_Source records_

◆ ◆ ◆

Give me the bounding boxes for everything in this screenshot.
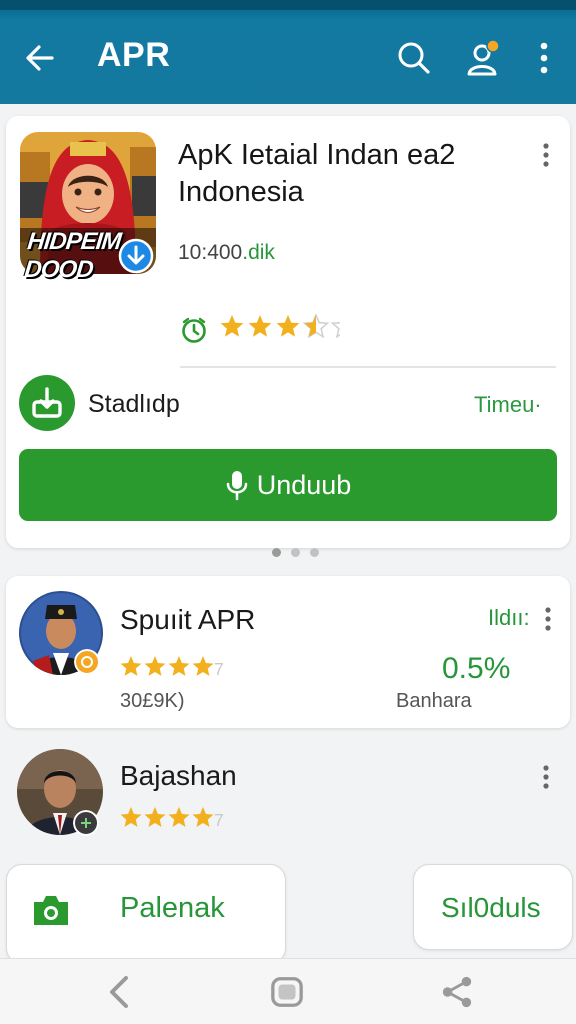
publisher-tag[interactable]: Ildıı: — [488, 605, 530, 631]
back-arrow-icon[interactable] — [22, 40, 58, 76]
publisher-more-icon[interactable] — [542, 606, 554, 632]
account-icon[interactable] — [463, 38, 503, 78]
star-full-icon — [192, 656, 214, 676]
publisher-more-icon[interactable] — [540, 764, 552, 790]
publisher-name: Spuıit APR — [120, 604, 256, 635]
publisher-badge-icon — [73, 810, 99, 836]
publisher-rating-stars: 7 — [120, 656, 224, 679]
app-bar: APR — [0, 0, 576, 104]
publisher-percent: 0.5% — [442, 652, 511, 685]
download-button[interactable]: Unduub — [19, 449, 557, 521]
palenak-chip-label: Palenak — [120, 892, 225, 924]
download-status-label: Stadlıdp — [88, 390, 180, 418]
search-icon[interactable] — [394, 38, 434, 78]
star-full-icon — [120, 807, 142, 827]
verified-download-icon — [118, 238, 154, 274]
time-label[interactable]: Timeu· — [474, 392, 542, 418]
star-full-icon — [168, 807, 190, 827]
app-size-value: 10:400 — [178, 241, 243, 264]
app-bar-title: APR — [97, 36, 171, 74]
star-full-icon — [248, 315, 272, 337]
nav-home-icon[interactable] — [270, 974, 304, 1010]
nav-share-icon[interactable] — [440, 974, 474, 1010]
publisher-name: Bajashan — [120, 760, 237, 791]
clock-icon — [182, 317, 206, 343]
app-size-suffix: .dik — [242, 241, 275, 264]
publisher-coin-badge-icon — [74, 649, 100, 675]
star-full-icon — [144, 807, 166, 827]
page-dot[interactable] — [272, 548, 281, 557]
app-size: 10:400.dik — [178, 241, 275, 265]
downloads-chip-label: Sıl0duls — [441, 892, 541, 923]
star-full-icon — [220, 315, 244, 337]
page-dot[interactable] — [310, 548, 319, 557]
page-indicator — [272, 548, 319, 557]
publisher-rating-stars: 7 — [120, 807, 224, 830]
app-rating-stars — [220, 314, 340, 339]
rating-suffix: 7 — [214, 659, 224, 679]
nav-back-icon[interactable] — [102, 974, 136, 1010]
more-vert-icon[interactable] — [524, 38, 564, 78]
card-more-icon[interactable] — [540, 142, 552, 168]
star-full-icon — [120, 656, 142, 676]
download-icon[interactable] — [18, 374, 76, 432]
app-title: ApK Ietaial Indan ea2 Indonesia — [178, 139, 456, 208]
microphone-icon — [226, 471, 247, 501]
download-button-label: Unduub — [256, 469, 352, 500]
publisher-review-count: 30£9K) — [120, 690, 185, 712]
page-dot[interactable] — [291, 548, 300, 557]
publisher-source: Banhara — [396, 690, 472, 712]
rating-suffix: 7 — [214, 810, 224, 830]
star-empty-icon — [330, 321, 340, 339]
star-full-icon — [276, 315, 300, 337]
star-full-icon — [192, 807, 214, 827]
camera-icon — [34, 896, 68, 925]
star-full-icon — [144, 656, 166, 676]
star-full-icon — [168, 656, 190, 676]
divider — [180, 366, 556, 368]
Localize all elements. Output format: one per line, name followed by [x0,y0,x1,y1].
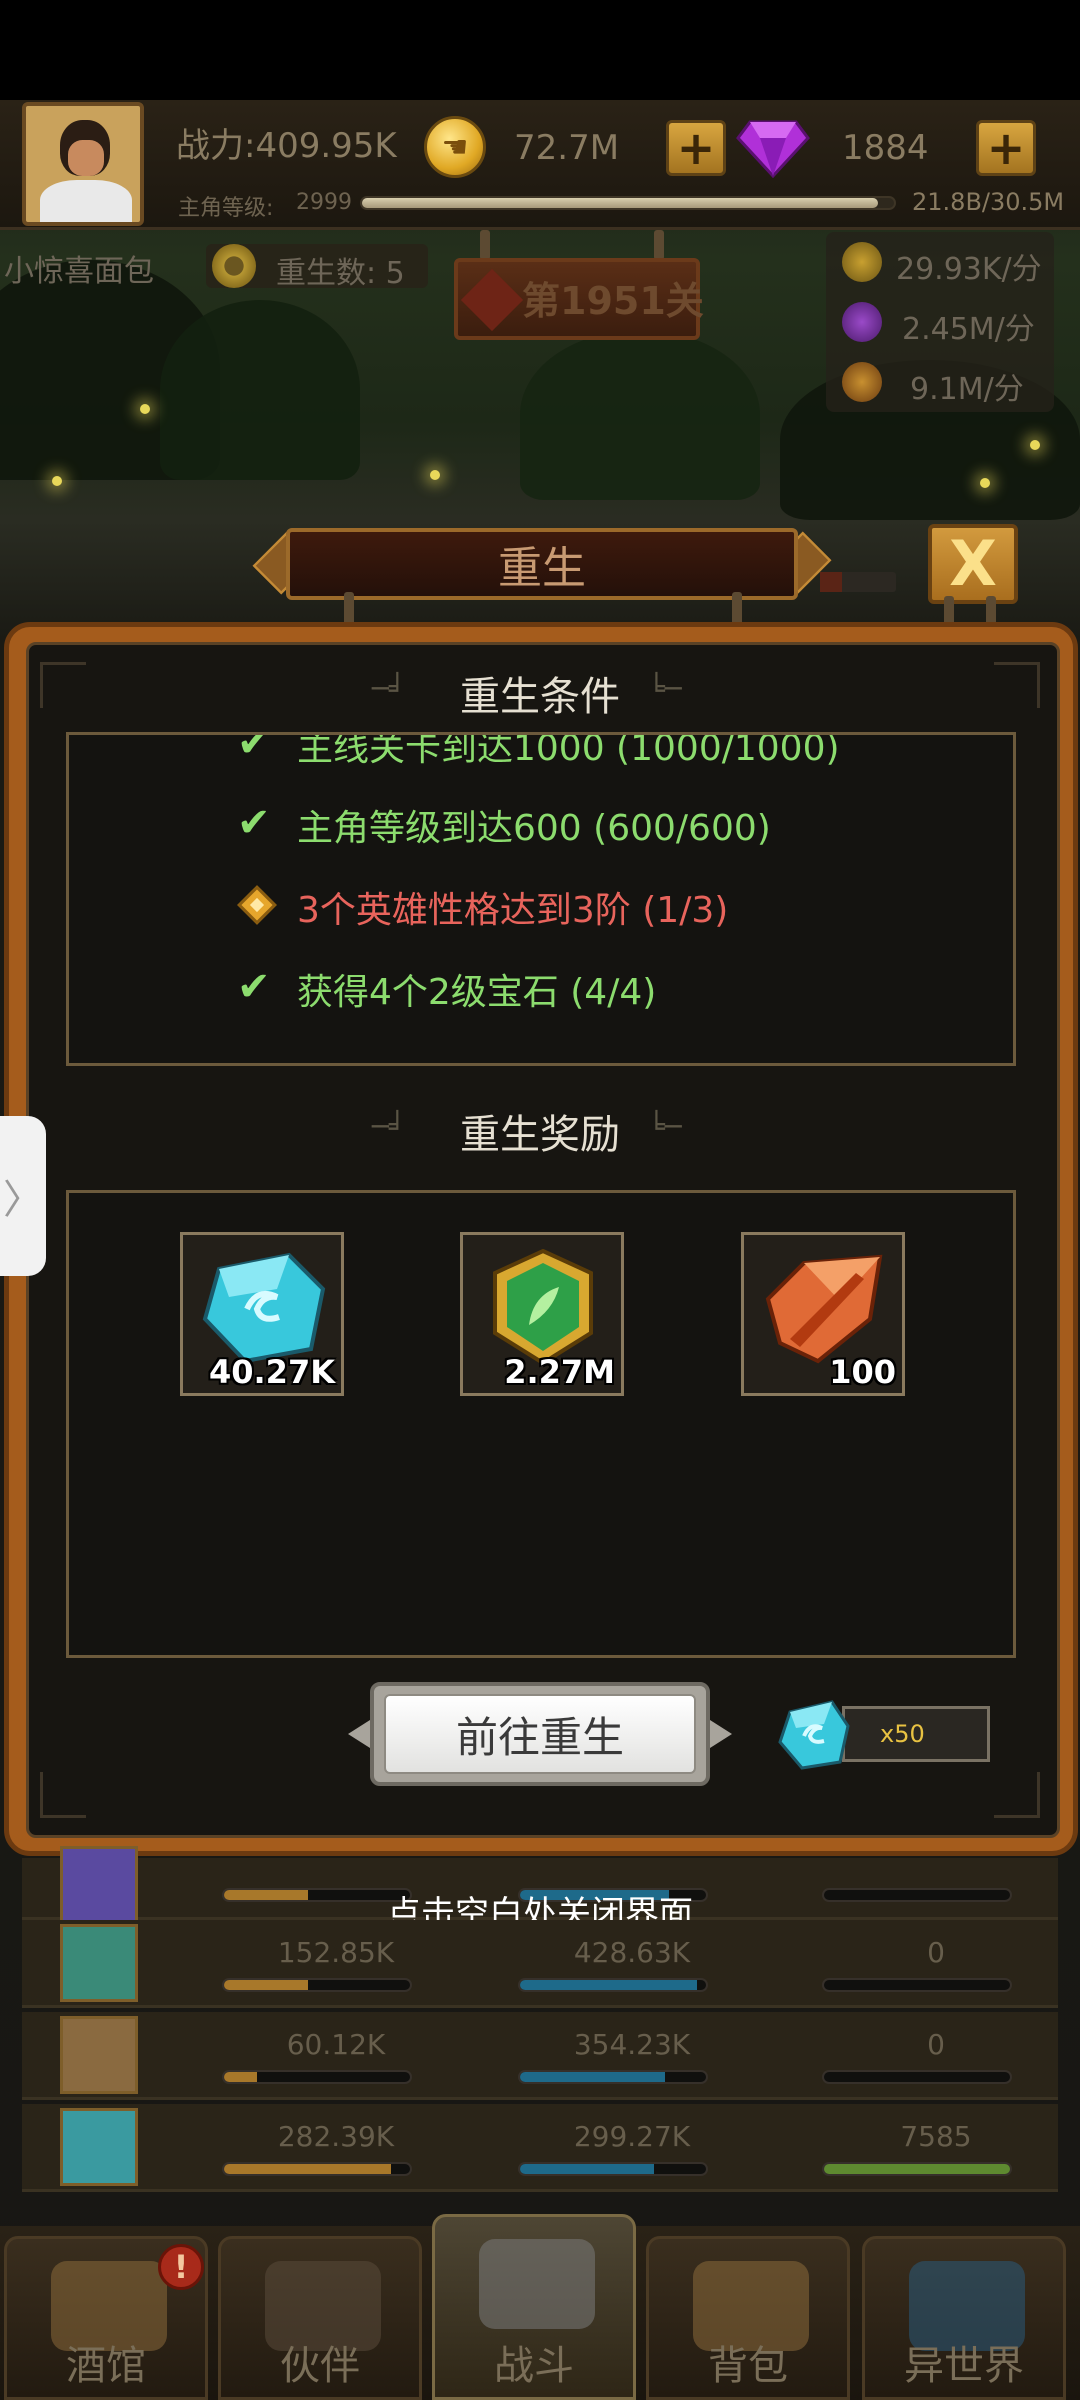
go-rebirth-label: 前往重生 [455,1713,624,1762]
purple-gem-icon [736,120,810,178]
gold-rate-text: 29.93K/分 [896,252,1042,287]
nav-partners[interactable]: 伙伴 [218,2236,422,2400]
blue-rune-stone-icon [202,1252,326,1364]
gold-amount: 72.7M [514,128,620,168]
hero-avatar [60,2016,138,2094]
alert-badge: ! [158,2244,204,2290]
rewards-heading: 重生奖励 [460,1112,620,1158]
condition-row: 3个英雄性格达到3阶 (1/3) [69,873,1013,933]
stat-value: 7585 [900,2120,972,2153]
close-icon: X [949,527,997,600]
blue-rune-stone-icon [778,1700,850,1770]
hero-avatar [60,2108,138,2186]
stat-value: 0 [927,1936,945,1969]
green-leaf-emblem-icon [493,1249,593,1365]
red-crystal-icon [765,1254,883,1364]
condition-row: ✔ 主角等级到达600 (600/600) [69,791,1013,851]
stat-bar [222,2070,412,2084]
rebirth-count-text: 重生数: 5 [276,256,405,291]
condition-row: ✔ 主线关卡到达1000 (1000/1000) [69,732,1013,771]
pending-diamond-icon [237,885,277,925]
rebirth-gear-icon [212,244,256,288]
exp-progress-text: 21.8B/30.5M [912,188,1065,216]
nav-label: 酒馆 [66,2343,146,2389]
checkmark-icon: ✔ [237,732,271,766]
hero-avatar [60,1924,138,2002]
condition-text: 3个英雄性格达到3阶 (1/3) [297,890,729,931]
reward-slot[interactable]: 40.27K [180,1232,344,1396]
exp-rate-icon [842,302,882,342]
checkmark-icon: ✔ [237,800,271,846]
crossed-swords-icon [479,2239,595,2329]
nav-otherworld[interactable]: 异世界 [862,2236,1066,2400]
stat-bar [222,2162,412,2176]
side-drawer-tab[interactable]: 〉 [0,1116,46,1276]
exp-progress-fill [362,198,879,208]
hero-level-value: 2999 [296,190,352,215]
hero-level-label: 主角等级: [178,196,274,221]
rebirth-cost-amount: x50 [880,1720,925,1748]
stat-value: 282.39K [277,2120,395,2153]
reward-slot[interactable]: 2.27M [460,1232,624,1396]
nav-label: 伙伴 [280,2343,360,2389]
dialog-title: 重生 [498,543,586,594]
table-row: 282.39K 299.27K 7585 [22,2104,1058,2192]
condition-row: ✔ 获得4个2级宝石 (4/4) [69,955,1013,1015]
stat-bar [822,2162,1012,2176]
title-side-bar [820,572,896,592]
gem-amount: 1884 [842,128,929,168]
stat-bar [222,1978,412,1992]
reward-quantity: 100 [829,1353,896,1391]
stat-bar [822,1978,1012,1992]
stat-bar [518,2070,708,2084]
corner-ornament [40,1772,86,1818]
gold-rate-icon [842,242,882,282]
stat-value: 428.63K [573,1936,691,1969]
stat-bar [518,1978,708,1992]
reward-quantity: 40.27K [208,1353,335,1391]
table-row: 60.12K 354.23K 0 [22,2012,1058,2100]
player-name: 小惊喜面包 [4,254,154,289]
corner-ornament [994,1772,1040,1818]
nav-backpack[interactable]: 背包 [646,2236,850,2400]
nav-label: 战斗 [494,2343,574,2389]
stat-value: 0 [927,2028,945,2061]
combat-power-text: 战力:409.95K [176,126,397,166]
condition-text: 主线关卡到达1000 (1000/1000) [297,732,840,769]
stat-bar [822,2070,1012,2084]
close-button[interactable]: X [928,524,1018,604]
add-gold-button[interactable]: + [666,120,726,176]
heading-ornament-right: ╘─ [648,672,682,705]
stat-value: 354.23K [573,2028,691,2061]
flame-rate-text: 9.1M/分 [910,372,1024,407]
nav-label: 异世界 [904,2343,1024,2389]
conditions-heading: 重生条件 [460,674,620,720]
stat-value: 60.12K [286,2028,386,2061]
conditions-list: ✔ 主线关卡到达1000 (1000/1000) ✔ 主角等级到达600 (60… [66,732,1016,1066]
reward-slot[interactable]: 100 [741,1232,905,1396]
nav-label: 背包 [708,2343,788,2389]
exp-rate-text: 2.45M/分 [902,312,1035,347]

◆ ◆ ◆

_Directive_
Copy the whole listing above line for line, leaving out the pictures.

_Exercise output_
Give me the bounding boxes for everything in this screenshot.
publisher-tag[interactable]: Ildıı: — [488, 605, 530, 631]
back-arrow-icon[interactable] — [22, 40, 58, 76]
publisher-more-icon[interactable] — [542, 606, 554, 632]
account-icon[interactable] — [463, 38, 503, 78]
star-full-icon — [192, 656, 214, 676]
publisher-more-icon[interactable] — [540, 764, 552, 790]
publisher-name: Spuıit APR — [120, 604, 256, 635]
publisher-badge-icon — [73, 810, 99, 836]
publisher-rating-stars: 7 — [120, 656, 224, 679]
app-bar: APR — [0, 0, 576, 104]
publisher-percent: 0.5% — [442, 652, 511, 685]
download-button[interactable]: Unduub — [19, 449, 557, 521]
palenak-chip-label: Palenak — [120, 892, 225, 924]
download-status-label: Stadlıdp — [88, 390, 180, 418]
search-icon[interactable] — [394, 38, 434, 78]
star-full-icon — [120, 807, 142, 827]
verified-download-icon — [118, 238, 154, 274]
time-label[interactable]: Timeu· — [474, 392, 542, 418]
star-full-icon — [168, 807, 190, 827]
app-size-value: 10:400 — [178, 241, 243, 264]
app-bar-title: APR — [97, 36, 171, 74]
star-full-icon — [248, 315, 272, 337]
nav-home-icon[interactable] — [270, 974, 304, 1010]
nav-share-icon[interactable] — [440, 974, 474, 1010]
publisher-name: Bajashan — [120, 760, 237, 791]
clock-icon — [182, 317, 206, 343]
app-size-suffix: .dik — [242, 241, 275, 264]
publisher-coin-badge-icon — [74, 649, 100, 675]
star-full-icon — [144, 807, 166, 827]
page-dot[interactable] — [272, 548, 281, 557]
app-size: 10:400.dik — [178, 241, 275, 265]
downloads-chip-label: Sıl0duls — [441, 892, 541, 923]
star-full-icon — [220, 315, 244, 337]
page-dot[interactable] — [310, 548, 319, 557]
page-indicator — [272, 548, 319, 557]
publisher-rating-stars: 7 — [120, 807, 224, 830]
app-rating-stars — [220, 314, 340, 339]
rating-suffix: 7 — [214, 659, 224, 679]
nav-back-icon[interactable] — [102, 974, 136, 1010]
more-vert-icon[interactable] — [524, 38, 564, 78]
card-more-icon[interactable] — [540, 142, 552, 168]
star-full-icon — [120, 656, 142, 676]
download-icon[interactable] — [18, 374, 76, 432]
app-title: ApK Ietaial Indan ea2 Indonesia — [178, 139, 456, 208]
microphone-icon — [226, 471, 247, 501]
download-button-label: Unduub — [256, 469, 352, 500]
publisher-review-count: 30£9K) — [120, 690, 185, 712]
page-dot[interactable] — [291, 548, 300, 557]
publisher-source: Banhara — [396, 690, 472, 712]
rating-suffix: 7 — [214, 810, 224, 830]
star-empty-icon — [330, 321, 340, 339]
star-full-icon — [276, 315, 300, 337]
star-full-icon — [192, 807, 214, 827]
camera-icon — [34, 896, 68, 925]
star-full-icon — [144, 656, 166, 676]
star-full-icon — [168, 656, 190, 676]
divider — [180, 366, 556, 368]
Localize all elements. Output format: one per line, name followed by [x0,y0,x1,y1].
go-rebirth-label: 前往重生 [455,1713,624,1762]
purple-gem-icon [736,120,810,178]
gold-rate-text: 29.93K/分 [896,252,1042,287]
nav-partners[interactable]: 伙伴 [218,2236,422,2400]
blue-rune-stone-icon [202,1252,326,1364]
gold-amount: 72.7M [514,128,620,168]
hero-avatar [60,2016,138,2094]
alert-badge: ! [158,2244,204,2290]
rewards-heading: 重生奖励 [460,1112,620,1158]
condition-row: 3个英雄性格达到3阶 (1/3) [69,873,1013,933]
stat-value: 7585 [900,2120,972,2153]
close-icon: X [949,527,997,600]
blue-rune-stone-icon [778,1700,850,1770]
hero-avatar [60,2108,138,2186]
stat-value: 0 [927,1936,945,1969]
green-leaf-emblem-icon [493,1249,593,1365]
red-crystal-icon [765,1254,883,1364]
condition-row: ✔ 主角等级到达600 (600/600) [69,791,1013,851]
stat-bar [222,2070,412,2084]
rebirth-count-text: 重生数: 5 [276,256,405,291]
condition-row: ✔ 主线关卡到达1000 (1000/1000) [69,732,1013,771]
pending-diamond-icon [237,885,277,925]
rebirth-gear-icon [212,244,256,288]
exp-progress-text: 21.8B/30.5M [912,188,1065,216]
nav-label: 酒馆 [66,2343,146,2389]
checkmark-icon: ✔ [237,732,271,766]
hero-avatar [60,1924,138,2002]
condition-text: 3个英雄性格达到3阶 (1/3) [297,890,729,931]
reward-slot[interactable]: 40.27K [180,1232,344,1396]
exp-rate-icon [842,302,882,342]
checkmark-icon: ✔ [237,800,271,846]
crossed-swords-icon [479,2239,595,2329]
nav-otherworld[interactable]: 异世界 [862,2236,1066,2400]
stat-bar [222,2162,412,2176]
side-drawer-tab[interactable]: 〉 [0,1116,46,1276]
exp-progress-fill [362,198,879,208]
hero-level-value: 2999 [296,190,352,215]
hero-level-label: 主角等级: [178,196,274,221]
rebirth-cost-amount: x50 [880,1720,925,1748]
stat-value: 282.39K [277,2120,395,2153]
reward-slot[interactable]: 2.27M [460,1232,624,1396]
nav-label: 伙伴 [280,2343,360,2389]
dialog-title: 重生 [498,543,586,594]
table-row: 282.39K 299.27K 7585 [22,2104,1058,2192]
condition-row: ✔ 获得4个2级宝石 (4/4) [69,955,1013,1015]
stat-bar [822,2162,1012,2176]
title-side-bar [820,572,896,592]
gem-amount: 1884 [842,128,929,168]
stat-bar [222,1978,412,1992]
reward-quantity: 100 [829,1353,896,1391]
stat-bar [822,1978,1012,1992]
stat-bar [518,2070,708,2084]
corner-ornament [40,1772,86,1818]
gold-rate-icon [842,242,882,282]
stat-value: 428.63K [573,1936,691,1969]
stat-bar [518,1978,708,1992]
reward-quantity: 40.27K [208,1353,335,1391]
table-row: 60.12K 354.23K 0 [22,2012,1058,2100]
player-name: 小惊喜面包 [4,254,154,289]
corner-ornament [994,1772,1040,1818]
nav-backpack[interactable]: 背包 [646,2236,850,2400]
nav-label: 战斗 [494,2343,574,2389]
stat-value: 0 [927,2028,945,2061]
combat-power-text: 战力:409.95K [176,126,397,166]
condition-text: 主线关卡到达1000 (1000/1000) [297,732,840,769]
stat-bar [822,2070,1012,2084]
close-button[interactable]: X [928,524,1018,604]
add-gold-button[interactable]: + [666,120,726,176]
heading-ornament-right: ╘─ [648,672,682,705]
stat-value: 354.23K [573,2028,691,2061]
flame-rate-text: 9.1M/分 [910,372,1024,407]
nav-label: 异世界 [904,2343,1024,2389]
conditions-heading: 重生条件 [460,674,620,720]
stat-value: 60.12K [286,2028,386,2061]
conditions-list: ✔ 主线关卡到达1000 (1000/1000) ✔ 主角等级到达600 (60… [66,732,1016,1066]
reward-slot[interactable]: 100 [741,1232,905,1396]
nav-label: 背包 [708,2343,788,2389]
exp-rate-text: 2.45M/分 [902,312,1035,347]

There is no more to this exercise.